→ **WRITTEN INSTRUCTION**
Return all of the entries word for word, but omit the pictures they contain.

Stored data
* * * * * * *
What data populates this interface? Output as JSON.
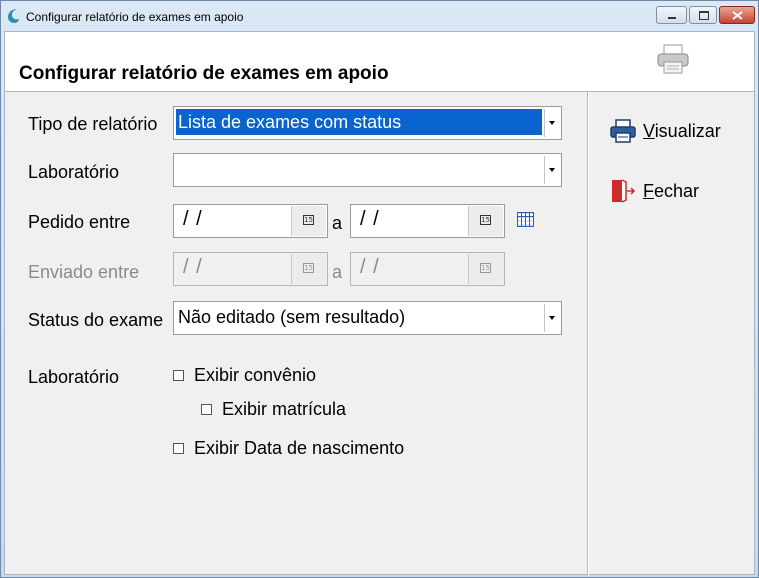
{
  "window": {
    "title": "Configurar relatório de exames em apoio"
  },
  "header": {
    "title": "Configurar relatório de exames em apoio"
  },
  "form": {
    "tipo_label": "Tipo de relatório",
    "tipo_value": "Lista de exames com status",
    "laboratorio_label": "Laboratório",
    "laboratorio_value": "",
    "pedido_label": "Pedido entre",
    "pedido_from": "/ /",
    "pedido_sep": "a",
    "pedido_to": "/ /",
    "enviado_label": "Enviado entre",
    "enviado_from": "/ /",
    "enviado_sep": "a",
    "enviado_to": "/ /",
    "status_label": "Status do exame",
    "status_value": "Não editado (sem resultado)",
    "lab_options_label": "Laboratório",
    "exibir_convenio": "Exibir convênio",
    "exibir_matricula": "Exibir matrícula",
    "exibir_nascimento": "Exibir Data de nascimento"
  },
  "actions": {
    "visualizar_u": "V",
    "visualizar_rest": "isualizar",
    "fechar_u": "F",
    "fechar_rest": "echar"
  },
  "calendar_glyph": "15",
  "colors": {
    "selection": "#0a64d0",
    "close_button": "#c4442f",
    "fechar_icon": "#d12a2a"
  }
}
* * * * * * *
→ **WORKED ANSWER**
What data populates this interface? Output as JSON.
{
  "window": {
    "title": "Configurar relatório de exames em apoio"
  },
  "header": {
    "title": "Configurar relatório de exames em apoio"
  },
  "form": {
    "tipo_label": "Tipo de relatório",
    "tipo_value": "Lista de exames com status",
    "laboratorio_label": "Laboratório",
    "laboratorio_value": "",
    "pedido_label": "Pedido entre",
    "pedido_from": "/ /",
    "pedido_sep": "a",
    "pedido_to": "/ /",
    "enviado_label": "Enviado entre",
    "enviado_from": "/ /",
    "enviado_sep": "a",
    "enviado_to": "/ /",
    "status_label": "Status do exame",
    "status_value": "Não editado (sem resultado)",
    "lab_options_label": "Laboratório",
    "exibir_convenio": "Exibir convênio",
    "exibir_matricula": "Exibir matrícula",
    "exibir_nascimento": "Exibir Data de nascimento"
  },
  "actions": {
    "visualizar_u": "V",
    "visualizar_rest": "isualizar",
    "fechar_u": "F",
    "fechar_rest": "echar"
  },
  "calendar_glyph": "15",
  "colors": {
    "selection": "#0a64d0",
    "close_button": "#c4442f",
    "fechar_icon": "#d12a2a"
  }
}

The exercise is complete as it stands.